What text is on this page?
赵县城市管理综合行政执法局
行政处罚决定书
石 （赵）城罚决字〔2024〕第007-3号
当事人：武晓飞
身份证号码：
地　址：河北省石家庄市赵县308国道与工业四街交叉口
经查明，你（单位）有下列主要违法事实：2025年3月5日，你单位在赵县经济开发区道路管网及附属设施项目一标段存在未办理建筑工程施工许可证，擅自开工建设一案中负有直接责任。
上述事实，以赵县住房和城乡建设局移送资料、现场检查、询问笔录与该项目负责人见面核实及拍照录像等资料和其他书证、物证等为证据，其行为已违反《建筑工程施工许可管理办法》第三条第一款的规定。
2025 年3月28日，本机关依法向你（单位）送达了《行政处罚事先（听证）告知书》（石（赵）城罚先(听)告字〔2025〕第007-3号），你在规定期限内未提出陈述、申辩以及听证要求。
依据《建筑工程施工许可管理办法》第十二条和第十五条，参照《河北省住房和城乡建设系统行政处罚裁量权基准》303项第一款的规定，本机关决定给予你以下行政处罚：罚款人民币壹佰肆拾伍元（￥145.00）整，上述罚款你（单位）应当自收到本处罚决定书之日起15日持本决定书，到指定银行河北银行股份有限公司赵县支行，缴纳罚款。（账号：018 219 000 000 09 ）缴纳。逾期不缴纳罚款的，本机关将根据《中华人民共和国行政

== Goal of the exercise ==
Retype all of the entries precisely as they are.

== Result of this exercise ==
What text is on this page?
赵县城市管理综合行政执法局
行政处罚决定书
石 （赵）城罚决字〔2024〕第007-3号
当事人：武晓飞
身份证号码：
地　址：河北省石家庄市赵县308国道与工业四街交叉口
经查明，你（单位）有下列主要违法事实：2025年3月5日，你单位在赵县经济开发区道路管网及附属设施项目一标段存在未办理建筑工程施工许可证，擅自开工建设一案中负有直接责任。
上述事实，以赵县住房和城乡建设局移送资料、现场检查、询问笔录与该项目负责人见面核实及拍照录像等资料和其他书证、物证等为证据，其行为已违反《建筑工程施工许可管理办法》第三条第一款的规定。
2025 年3月28日，本机关依法向你（单位）送达了《行政处罚事先（听证）告知书》（石（赵）城罚先(听)告字〔2025〕第007-3号），你在规定期限内未提出陈述、申辩以及听证要求。
依据《建筑工程施工许可管理办法》第十二条和第十五条，参照《河北省住房和城乡建设系统行政处罚裁量权基准》303项第一款的规定，本机关决定给予你以下行政处罚：罚款人民币壹佰肆拾伍元（￥145.00）整，上述罚款你（单位）应当自收到本处罚决定书之日起15日持本决定书，到指定银行河北银行股份有限公司赵县支行，缴纳罚款。（账号：018 219 000 000 09 ）缴纳。逾期不缴纳罚款的，本机关将根据《中华人民共和国行政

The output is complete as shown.